## Data section:
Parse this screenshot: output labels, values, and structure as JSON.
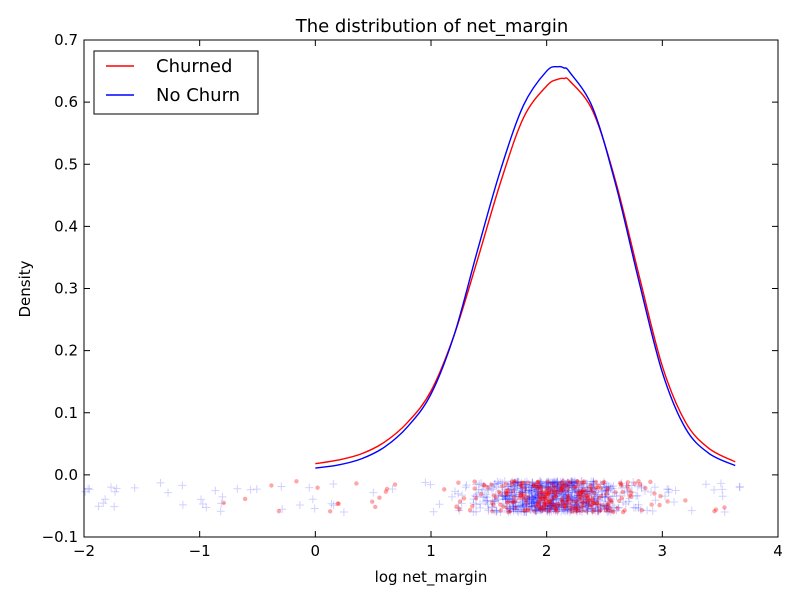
{
  "chart_data": {
    "type": "line",
    "title": "The distribution of net_margin",
    "xlabel": "log net_margin",
    "ylabel": "Density",
    "xlim": [
      -2,
      4
    ],
    "ylim": [
      -0.1,
      0.7
    ],
    "xticks": [
      -2,
      -1,
      0,
      1,
      2,
      3,
      4
    ],
    "yticks": [
      -0.1,
      0.0,
      0.1,
      0.2,
      0.3,
      0.4,
      0.5,
      0.6,
      0.7
    ],
    "xtick_labels": [
      "−2",
      "−1",
      "0",
      "1",
      "2",
      "3",
      "4"
    ],
    "ytick_labels": [
      "−0.1",
      "0.0",
      "0.1",
      "0.2",
      "0.3",
      "0.4",
      "0.5",
      "0.6",
      "0.7"
    ],
    "grid": false,
    "legend_position": "top-left",
    "series": [
      {
        "name": "Churned",
        "color": "#ff0000",
        "x": [
          0.0,
          0.2,
          0.4,
          0.6,
          0.8,
          1.0,
          1.2,
          1.4,
          1.6,
          1.8,
          2.0,
          2.1,
          2.15,
          2.2,
          2.4,
          2.6,
          2.8,
          3.0,
          3.2,
          3.4,
          3.63
        ],
        "y": [
          0.018,
          0.024,
          0.034,
          0.053,
          0.085,
          0.135,
          0.225,
          0.345,
          0.47,
          0.575,
          0.626,
          0.637,
          0.638,
          0.634,
          0.585,
          0.47,
          0.32,
          0.175,
          0.085,
          0.043,
          0.021
        ]
      },
      {
        "name": "No Churn",
        "color": "#0000ff",
        "x": [
          0.0,
          0.2,
          0.4,
          0.6,
          0.8,
          1.0,
          1.2,
          1.4,
          1.6,
          1.8,
          2.0,
          2.1,
          2.15,
          2.2,
          2.4,
          2.6,
          2.8,
          3.0,
          3.2,
          3.4,
          3.63
        ],
        "y": [
          0.011,
          0.016,
          0.026,
          0.045,
          0.078,
          0.13,
          0.225,
          0.36,
          0.49,
          0.595,
          0.65,
          0.657,
          0.655,
          0.648,
          0.59,
          0.465,
          0.31,
          0.165,
          0.075,
          0.035,
          0.015
        ]
      }
    ],
    "rug": [
      {
        "name": "Churned",
        "marker": "circle",
        "color": "#ff0000",
        "x_range": [
          -2.0,
          3.6
        ],
        "y_range": [
          -0.06,
          -0.01
        ],
        "concentration_range": [
          1.2,
          3.0
        ]
      },
      {
        "name": "No Churn",
        "marker": "plus",
        "color": "#0000ff",
        "x_range": [
          -2.0,
          3.7
        ],
        "y_range": [
          -0.06,
          -0.01
        ],
        "concentration_range": [
          1.0,
          3.1
        ]
      }
    ]
  }
}
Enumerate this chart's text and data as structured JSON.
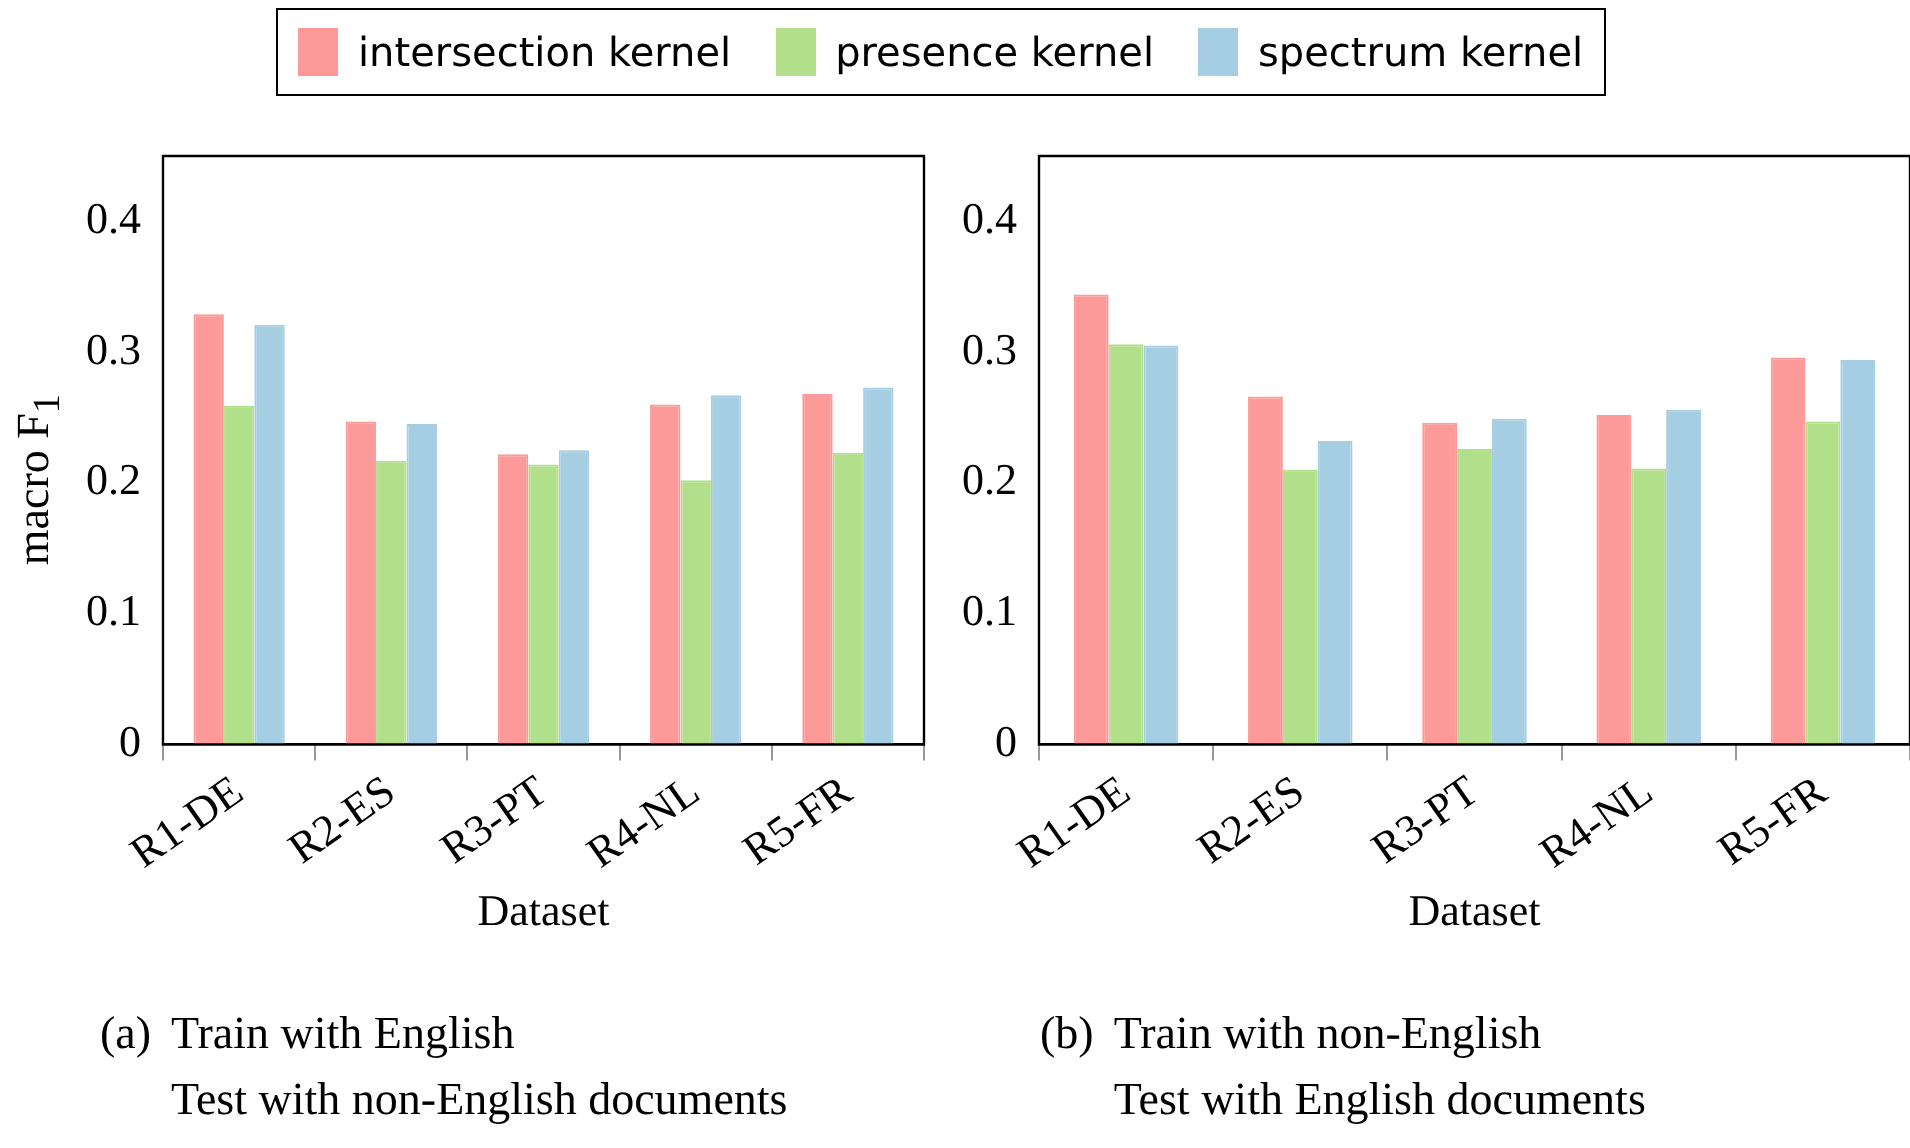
{
  "chart_data": [
    {
      "type": "bar",
      "categories": [
        "R1-DE",
        "R2-ES",
        "R3-PT",
        "R4-NL",
        "R5-FR"
      ],
      "xlabel": "Dataset",
      "ylabel": "macro F$_{1}$",
      "ylim": [
        0,
        0.45
      ],
      "yticks": [
        0,
        0.1,
        0.2,
        0.3,
        0.4
      ],
      "grid": false,
      "legend": "top",
      "series": [
        {
          "name": "intersection kernel",
          "color": "#fb9a99",
          "values": [
            0.329,
            0.247,
            0.222,
            0.26,
            0.268
          ]
        },
        {
          "name": "presence kernel",
          "color": "#b2df8a",
          "values": [
            0.259,
            0.217,
            0.214,
            0.202,
            0.223
          ]
        },
        {
          "name": "spectrum kernel",
          "color": "#a6cee3",
          "values": [
            0.321,
            0.245,
            0.225,
            0.267,
            0.273
          ]
        }
      ],
      "annotations": [
        "(a)",
        "Train with English",
        "Test with non-English documents"
      ]
    },
    {
      "type": "bar",
      "categories": [
        "R1-DE",
        "R2-ES",
        "R3-PT",
        "R4-NL",
        "R5-FR"
      ],
      "xlabel": "Dataset",
      "ylim": [
        0,
        0.45
      ],
      "yticks": [
        0,
        0.1,
        0.2,
        0.3,
        0.4
      ],
      "grid": false,
      "series": [
        {
          "color": "#fb9a99",
          "values": [
            0.344,
            0.266,
            0.246,
            0.252,
            0.296
          ]
        },
        {
          "color": "#b2df8a",
          "values": [
            0.306,
            0.21,
            0.226,
            0.211,
            0.247
          ]
        },
        {
          "color": "#a6cee3",
          "values": [
            0.305,
            0.232,
            0.249,
            0.256,
            0.294
          ]
        }
      ],
      "annotations": [
        "(b)",
        "Train with non-English",
        "Test with English documents"
      ]
    }
  ]
}
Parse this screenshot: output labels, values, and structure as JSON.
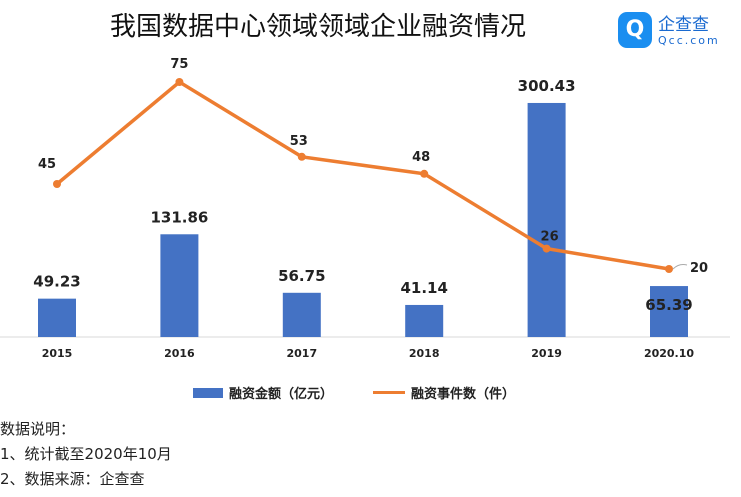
{
  "title": "我国数据中心领域领域企业融资情况",
  "logo": {
    "name": "企查查",
    "sub": "Qcc.com"
  },
  "chart_data": {
    "type": "bar+line",
    "categories": [
      "2015",
      "2016",
      "2017",
      "2018",
      "2019",
      "2020.10"
    ],
    "series": [
      {
        "name": "融资金额（亿元）",
        "type": "bar",
        "color": "#4472c4",
        "values": [
          49.23,
          131.86,
          56.75,
          41.14,
          300.43,
          65.39
        ]
      },
      {
        "name": "融资事件数（件）",
        "type": "line",
        "color": "#ed7d31",
        "values": [
          45,
          75,
          53,
          48,
          26,
          20
        ]
      }
    ],
    "grid": false,
    "legend": "bottom"
  },
  "notes": [
    "数据说明：",
    "1、统计截至2020年10月",
    "2、数据来源：企查查"
  ]
}
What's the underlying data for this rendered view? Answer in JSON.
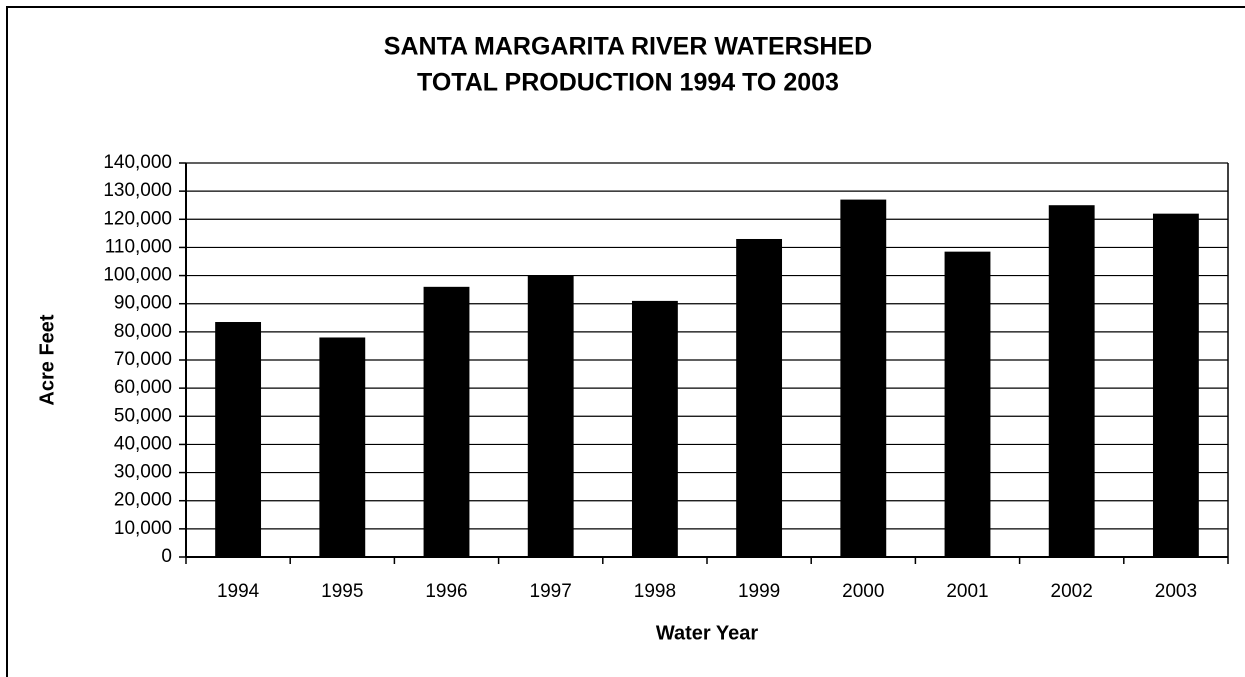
{
  "chart_data": {
    "type": "bar",
    "title": [
      "SANTA MARGARITA RIVER WATERSHED",
      "TOTAL PRODUCTION 1994 TO 2003"
    ],
    "xlabel": "Water Year",
    "ylabel": "Acre Feet",
    "categories": [
      "1994",
      "1995",
      "1996",
      "1997",
      "1998",
      "1999",
      "2000",
      "2001",
      "2002",
      "2003"
    ],
    "values": [
      83500,
      78000,
      96000,
      100000,
      91000,
      113000,
      127000,
      108500,
      125000,
      122000
    ],
    "color": "#000000",
    "ylim": [
      0,
      140000
    ],
    "yticks": [
      0,
      {
        "value": 10000,
        "label": "10,000"
      },
      {
        "value": 20000,
        "label": "20,000"
      },
      {
        "value": 30000,
        "label": "30,000"
      },
      {
        "value": 40000,
        "label": "40,000"
      },
      {
        "value": 50000,
        "label": "50,000"
      },
      {
        "value": 60000,
        "label": "60,000"
      },
      {
        "value": 70000,
        "label": "70,000"
      },
      {
        "value": 80000,
        "label": "80,000"
      },
      {
        "value": 90000,
        "label": "90,000"
      },
      {
        "value": 100000,
        "label": "100,000"
      },
      {
        "value": 110000,
        "label": "110,000"
      },
      {
        "value": 120000,
        "label": "120,000"
      },
      {
        "value": 130000,
        "label": "130,000"
      },
      {
        "value": 140000,
        "label": "140,000"
      }
    ],
    "grid": true
  }
}
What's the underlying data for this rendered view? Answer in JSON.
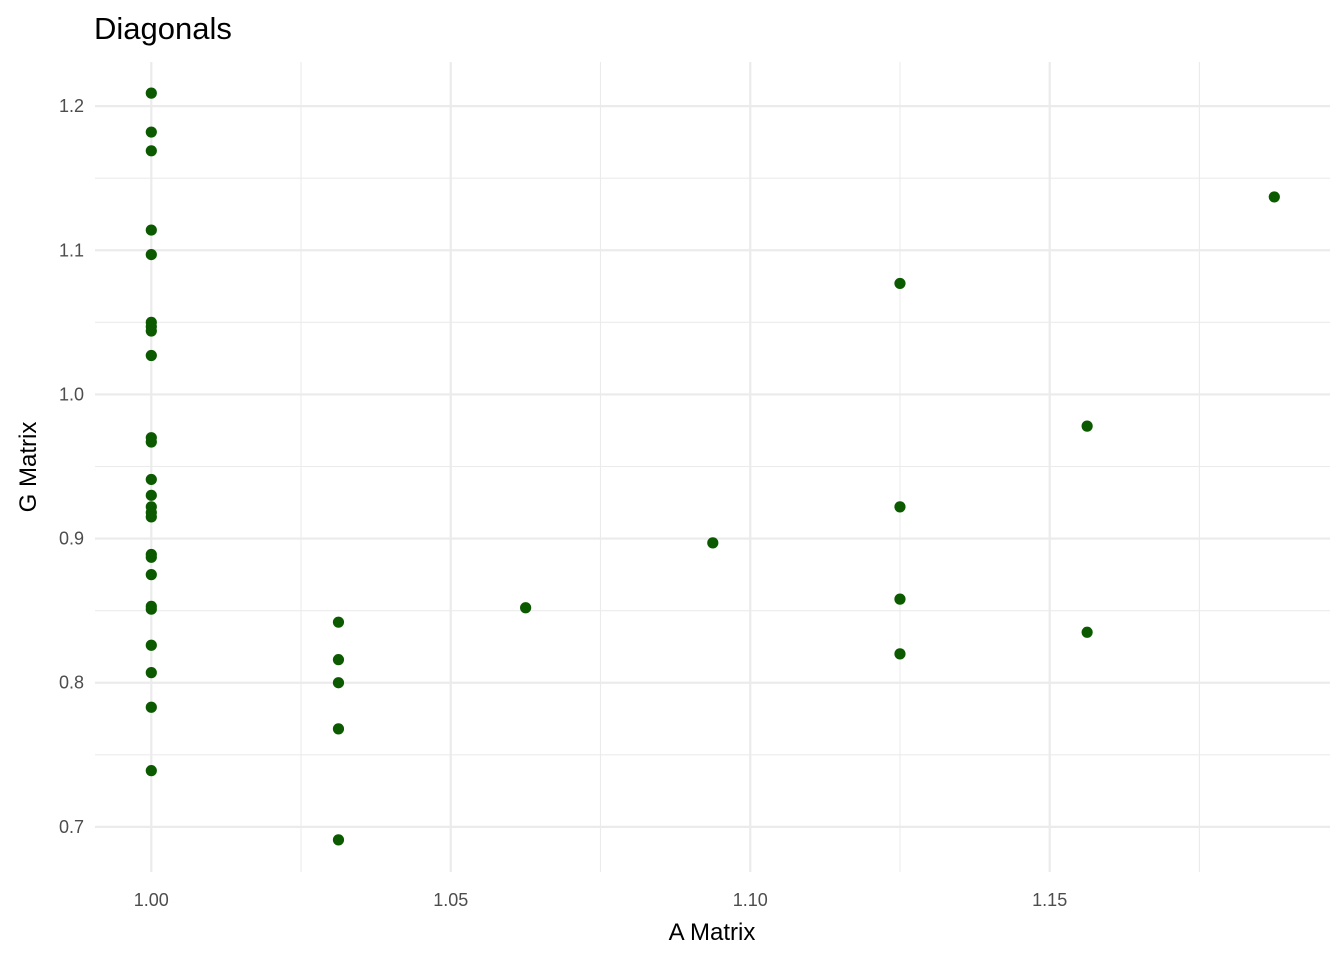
{
  "chart_data": {
    "type": "scatter",
    "title": "Diagonals",
    "xlabel": "A Matrix",
    "ylabel": "G Matrix",
    "xlim": [
      0.9906,
      1.1968
    ],
    "ylim": [
      0.6687,
      1.2306
    ],
    "x_ticks": [
      1.0,
      1.05,
      1.1,
      1.15
    ],
    "x_tick_labels": [
      "1.00",
      "1.05",
      "1.10",
      "1.15"
    ],
    "x_minor_ticks": [
      1.025,
      1.075,
      1.125,
      1.175
    ],
    "y_ticks": [
      0.7,
      0.8,
      0.9,
      1.0,
      1.1,
      1.2
    ],
    "y_tick_labels": [
      "0.7",
      "0.8",
      "0.9",
      "1.0",
      "1.1",
      "1.2"
    ],
    "y_minor_ticks": [
      0.75,
      0.85,
      0.95,
      1.05,
      1.15
    ],
    "grid": true,
    "point_color": "#0b5a00",
    "grid_color": "#ebebeb",
    "points": [
      {
        "x": 1.0,
        "y": 1.209
      },
      {
        "x": 1.0,
        "y": 1.182
      },
      {
        "x": 1.0,
        "y": 1.169
      },
      {
        "x": 1.0,
        "y": 1.114
      },
      {
        "x": 1.0,
        "y": 1.097
      },
      {
        "x": 1.0,
        "y": 1.05
      },
      {
        "x": 1.0,
        "y": 1.047
      },
      {
        "x": 1.0,
        "y": 1.044
      },
      {
        "x": 1.0,
        "y": 1.027
      },
      {
        "x": 1.0,
        "y": 0.97
      },
      {
        "x": 1.0,
        "y": 0.967
      },
      {
        "x": 1.0,
        "y": 0.941
      },
      {
        "x": 1.0,
        "y": 0.93
      },
      {
        "x": 1.0,
        "y": 0.922
      },
      {
        "x": 1.0,
        "y": 0.918
      },
      {
        "x": 1.0,
        "y": 0.915
      },
      {
        "x": 1.0,
        "y": 0.889
      },
      {
        "x": 1.0,
        "y": 0.887
      },
      {
        "x": 1.0,
        "y": 0.875
      },
      {
        "x": 1.0,
        "y": 0.853
      },
      {
        "x": 1.0,
        "y": 0.851
      },
      {
        "x": 1.0,
        "y": 0.826
      },
      {
        "x": 1.0,
        "y": 0.807
      },
      {
        "x": 1.0,
        "y": 0.783
      },
      {
        "x": 1.0,
        "y": 0.739
      },
      {
        "x": 1.03125,
        "y": 0.842
      },
      {
        "x": 1.03125,
        "y": 0.816
      },
      {
        "x": 1.03125,
        "y": 0.8
      },
      {
        "x": 1.03125,
        "y": 0.768
      },
      {
        "x": 1.03125,
        "y": 0.691
      },
      {
        "x": 1.0625,
        "y": 0.852
      },
      {
        "x": 1.09375,
        "y": 0.897
      },
      {
        "x": 1.125,
        "y": 1.077
      },
      {
        "x": 1.125,
        "y": 0.922
      },
      {
        "x": 1.125,
        "y": 0.858
      },
      {
        "x": 1.125,
        "y": 0.82
      },
      {
        "x": 1.15625,
        "y": 0.978
      },
      {
        "x": 1.15625,
        "y": 0.835
      },
      {
        "x": 1.1875,
        "y": 1.137
      }
    ]
  }
}
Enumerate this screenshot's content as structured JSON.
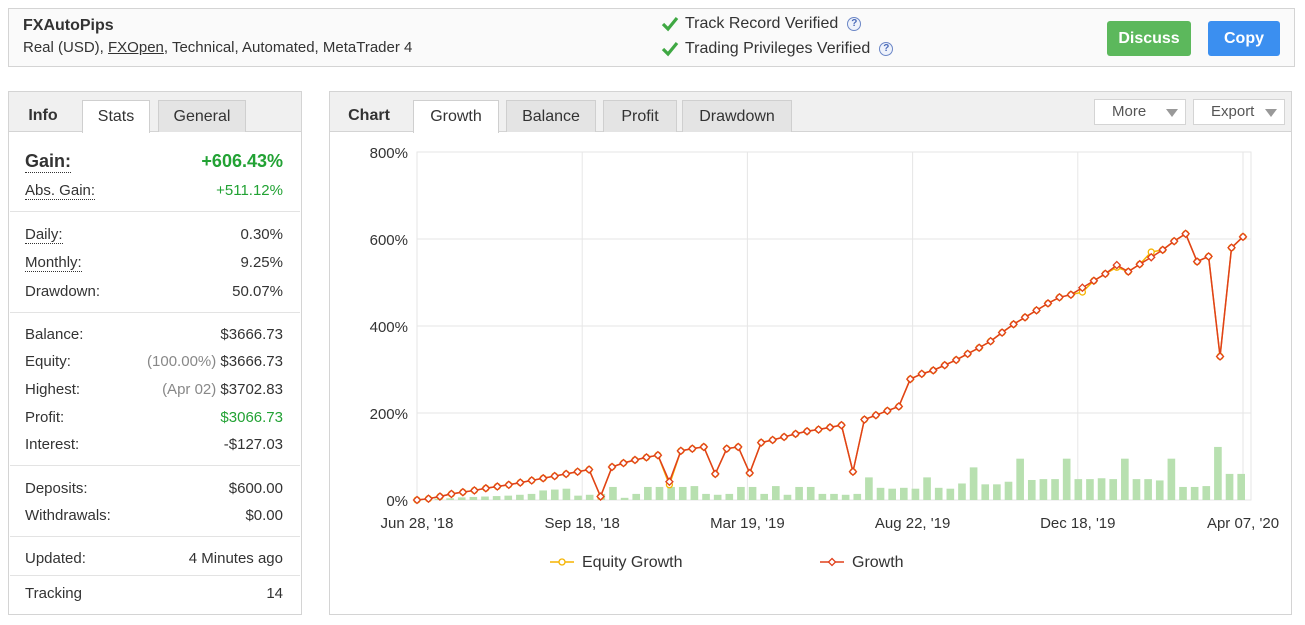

## Set problem:
Copy each line of the listing that includes "kernel".

## Finished exercise:
          "name": "intersection kernel",
          "name": "presence kernel",
          "name": "spectrum kernel",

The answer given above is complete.